What to produce — Set down all of the entries word for word, omitting the images they contain.

Source records:
++++++++++
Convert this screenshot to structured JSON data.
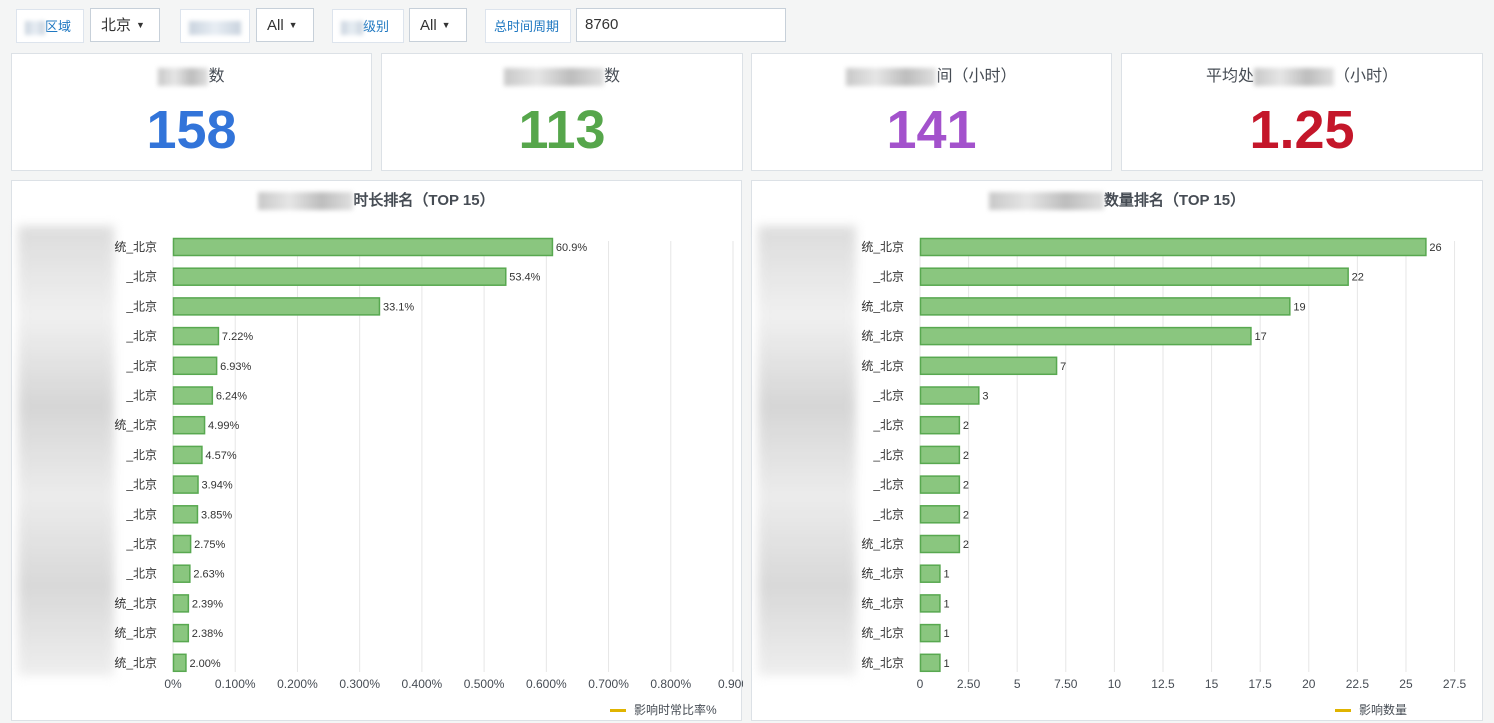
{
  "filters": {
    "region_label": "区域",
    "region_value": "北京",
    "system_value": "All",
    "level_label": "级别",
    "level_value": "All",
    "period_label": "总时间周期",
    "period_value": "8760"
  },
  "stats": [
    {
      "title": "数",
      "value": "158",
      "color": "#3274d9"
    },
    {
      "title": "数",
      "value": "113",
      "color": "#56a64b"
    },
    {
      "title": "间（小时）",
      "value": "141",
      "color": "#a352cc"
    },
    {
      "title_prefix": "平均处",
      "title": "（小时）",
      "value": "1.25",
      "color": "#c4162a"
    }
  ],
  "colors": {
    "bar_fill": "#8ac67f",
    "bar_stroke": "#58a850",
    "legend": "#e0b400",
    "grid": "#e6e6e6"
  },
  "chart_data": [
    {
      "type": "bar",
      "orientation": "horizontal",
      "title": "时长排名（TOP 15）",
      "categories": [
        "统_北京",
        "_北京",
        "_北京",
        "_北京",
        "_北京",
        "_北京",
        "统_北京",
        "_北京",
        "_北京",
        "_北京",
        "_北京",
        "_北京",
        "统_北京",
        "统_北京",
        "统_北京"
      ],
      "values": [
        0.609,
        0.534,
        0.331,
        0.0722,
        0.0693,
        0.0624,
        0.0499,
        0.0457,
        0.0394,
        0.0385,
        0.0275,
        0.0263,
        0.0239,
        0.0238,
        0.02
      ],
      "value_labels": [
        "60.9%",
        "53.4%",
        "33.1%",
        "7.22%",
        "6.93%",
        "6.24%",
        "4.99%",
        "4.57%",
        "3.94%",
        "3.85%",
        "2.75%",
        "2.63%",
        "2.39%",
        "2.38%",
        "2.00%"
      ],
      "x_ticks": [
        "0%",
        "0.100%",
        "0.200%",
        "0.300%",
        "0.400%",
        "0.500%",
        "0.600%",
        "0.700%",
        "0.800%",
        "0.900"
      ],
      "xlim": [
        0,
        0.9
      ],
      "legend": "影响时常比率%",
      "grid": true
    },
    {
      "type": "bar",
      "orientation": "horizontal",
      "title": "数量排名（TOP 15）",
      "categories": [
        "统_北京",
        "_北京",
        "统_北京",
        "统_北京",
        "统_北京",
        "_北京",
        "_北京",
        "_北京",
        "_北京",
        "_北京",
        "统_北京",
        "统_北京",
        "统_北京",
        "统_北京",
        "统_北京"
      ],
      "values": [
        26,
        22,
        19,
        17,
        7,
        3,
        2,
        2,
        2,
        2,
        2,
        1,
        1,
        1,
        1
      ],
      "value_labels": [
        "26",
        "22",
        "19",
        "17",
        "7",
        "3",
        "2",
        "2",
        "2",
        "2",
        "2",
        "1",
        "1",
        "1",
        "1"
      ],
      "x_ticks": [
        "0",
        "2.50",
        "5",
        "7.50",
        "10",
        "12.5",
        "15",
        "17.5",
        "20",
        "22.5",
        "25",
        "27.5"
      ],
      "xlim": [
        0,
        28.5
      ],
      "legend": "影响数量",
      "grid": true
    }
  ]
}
++++++++++
Response below —
Convert this screenshot to structured JSON data.
{
  "filters": {
    "region_label": "区域",
    "region_value": "北京",
    "system_value": "All",
    "level_label": "级别",
    "level_value": "All",
    "period_label": "总时间周期",
    "period_value": "8760"
  },
  "stats": [
    {
      "title": "数",
      "value": "158",
      "color": "#3274d9"
    },
    {
      "title": "数",
      "value": "113",
      "color": "#56a64b"
    },
    {
      "title": "间（小时）",
      "value": "141",
      "color": "#a352cc"
    },
    {
      "title_prefix": "平均处",
      "title": "（小时）",
      "value": "1.25",
      "color": "#c4162a"
    }
  ],
  "colors": {
    "bar_fill": "#8ac67f",
    "bar_stroke": "#58a850",
    "legend": "#e0b400",
    "grid": "#e6e6e6"
  },
  "chart_data": [
    {
      "type": "bar",
      "orientation": "horizontal",
      "title": "时长排名（TOP 15）",
      "categories": [
        "统_北京",
        "_北京",
        "_北京",
        "_北京",
        "_北京",
        "_北京",
        "统_北京",
        "_北京",
        "_北京",
        "_北京",
        "_北京",
        "_北京",
        "统_北京",
        "统_北京",
        "统_北京"
      ],
      "values": [
        0.609,
        0.534,
        0.331,
        0.0722,
        0.0693,
        0.0624,
        0.0499,
        0.0457,
        0.0394,
        0.0385,
        0.0275,
        0.0263,
        0.0239,
        0.0238,
        0.02
      ],
      "value_labels": [
        "60.9%",
        "53.4%",
        "33.1%",
        "7.22%",
        "6.93%",
        "6.24%",
        "4.99%",
        "4.57%",
        "3.94%",
        "3.85%",
        "2.75%",
        "2.63%",
        "2.39%",
        "2.38%",
        "2.00%"
      ],
      "x_ticks": [
        "0%",
        "0.100%",
        "0.200%",
        "0.300%",
        "0.400%",
        "0.500%",
        "0.600%",
        "0.700%",
        "0.800%",
        "0.900"
      ],
      "xlim": [
        0,
        0.9
      ],
      "legend": "影响时常比率%",
      "grid": true
    },
    {
      "type": "bar",
      "orientation": "horizontal",
      "title": "数量排名（TOP 15）",
      "categories": [
        "统_北京",
        "_北京",
        "统_北京",
        "统_北京",
        "统_北京",
        "_北京",
        "_北京",
        "_北京",
        "_北京",
        "_北京",
        "统_北京",
        "统_北京",
        "统_北京",
        "统_北京",
        "统_北京"
      ],
      "values": [
        26,
        22,
        19,
        17,
        7,
        3,
        2,
        2,
        2,
        2,
        2,
        1,
        1,
        1,
        1
      ],
      "value_labels": [
        "26",
        "22",
        "19",
        "17",
        "7",
        "3",
        "2",
        "2",
        "2",
        "2",
        "2",
        "1",
        "1",
        "1",
        "1"
      ],
      "x_ticks": [
        "0",
        "2.50",
        "5",
        "7.50",
        "10",
        "12.5",
        "15",
        "17.5",
        "20",
        "22.5",
        "25",
        "27.5"
      ],
      "xlim": [
        0,
        28.5
      ],
      "legend": "影响数量",
      "grid": true
    }
  ]
}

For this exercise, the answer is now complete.